Find the lines with the string "Standard" and return them.

>> Start

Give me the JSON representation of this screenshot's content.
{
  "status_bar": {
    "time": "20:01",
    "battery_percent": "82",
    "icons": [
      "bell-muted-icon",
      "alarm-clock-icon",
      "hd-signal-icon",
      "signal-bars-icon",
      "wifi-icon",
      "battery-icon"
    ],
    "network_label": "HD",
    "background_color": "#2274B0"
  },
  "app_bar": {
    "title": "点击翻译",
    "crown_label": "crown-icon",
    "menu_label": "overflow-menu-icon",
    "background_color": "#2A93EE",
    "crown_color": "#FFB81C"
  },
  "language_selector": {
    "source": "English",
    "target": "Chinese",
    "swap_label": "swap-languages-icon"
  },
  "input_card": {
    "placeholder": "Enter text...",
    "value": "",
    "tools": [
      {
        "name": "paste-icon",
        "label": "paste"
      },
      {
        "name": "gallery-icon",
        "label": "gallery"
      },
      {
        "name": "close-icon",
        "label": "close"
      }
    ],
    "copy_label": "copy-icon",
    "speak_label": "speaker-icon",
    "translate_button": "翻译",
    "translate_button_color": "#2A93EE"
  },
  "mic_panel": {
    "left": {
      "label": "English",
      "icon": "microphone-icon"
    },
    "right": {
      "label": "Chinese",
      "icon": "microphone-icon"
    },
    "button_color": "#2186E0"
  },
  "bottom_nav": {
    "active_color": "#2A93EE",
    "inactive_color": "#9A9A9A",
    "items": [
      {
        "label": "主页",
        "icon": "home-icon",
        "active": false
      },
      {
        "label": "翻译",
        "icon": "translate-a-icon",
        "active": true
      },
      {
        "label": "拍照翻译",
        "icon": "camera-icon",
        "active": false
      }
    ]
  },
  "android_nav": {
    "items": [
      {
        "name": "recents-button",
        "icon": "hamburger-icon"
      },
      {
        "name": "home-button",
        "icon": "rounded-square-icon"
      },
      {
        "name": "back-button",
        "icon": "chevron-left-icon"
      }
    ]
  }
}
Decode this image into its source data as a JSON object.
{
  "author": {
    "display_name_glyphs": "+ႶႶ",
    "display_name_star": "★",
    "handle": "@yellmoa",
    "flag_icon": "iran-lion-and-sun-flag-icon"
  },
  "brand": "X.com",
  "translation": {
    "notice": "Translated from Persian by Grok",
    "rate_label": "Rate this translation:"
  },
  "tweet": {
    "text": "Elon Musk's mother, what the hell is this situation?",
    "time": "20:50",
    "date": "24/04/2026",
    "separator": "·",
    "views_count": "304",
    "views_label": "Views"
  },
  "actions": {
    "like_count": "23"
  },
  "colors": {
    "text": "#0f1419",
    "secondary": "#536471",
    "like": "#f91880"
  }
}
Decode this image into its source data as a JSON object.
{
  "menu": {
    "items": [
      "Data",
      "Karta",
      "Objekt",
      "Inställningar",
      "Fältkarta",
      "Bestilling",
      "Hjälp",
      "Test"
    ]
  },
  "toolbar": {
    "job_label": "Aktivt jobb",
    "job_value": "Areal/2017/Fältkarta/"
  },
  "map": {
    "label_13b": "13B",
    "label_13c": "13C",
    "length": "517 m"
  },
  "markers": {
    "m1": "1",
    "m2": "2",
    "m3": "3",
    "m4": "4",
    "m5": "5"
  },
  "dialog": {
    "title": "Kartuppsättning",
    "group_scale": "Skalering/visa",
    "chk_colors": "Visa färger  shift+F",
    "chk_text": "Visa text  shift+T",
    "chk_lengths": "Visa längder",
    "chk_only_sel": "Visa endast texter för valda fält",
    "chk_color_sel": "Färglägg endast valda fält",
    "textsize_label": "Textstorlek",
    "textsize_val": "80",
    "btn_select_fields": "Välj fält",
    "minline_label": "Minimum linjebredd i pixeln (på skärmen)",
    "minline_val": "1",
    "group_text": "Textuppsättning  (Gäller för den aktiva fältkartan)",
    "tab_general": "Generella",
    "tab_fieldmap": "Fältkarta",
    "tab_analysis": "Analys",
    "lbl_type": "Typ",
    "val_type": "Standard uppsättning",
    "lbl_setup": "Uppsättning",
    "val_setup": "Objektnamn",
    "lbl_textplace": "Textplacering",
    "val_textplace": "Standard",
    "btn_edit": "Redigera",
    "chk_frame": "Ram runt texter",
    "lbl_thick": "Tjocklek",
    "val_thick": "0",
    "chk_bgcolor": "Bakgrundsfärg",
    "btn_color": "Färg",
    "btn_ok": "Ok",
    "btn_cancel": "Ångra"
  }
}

>> End

- THE RESULT
    "val_type": "Standard uppsättning",
    "val_textplace": "Standard",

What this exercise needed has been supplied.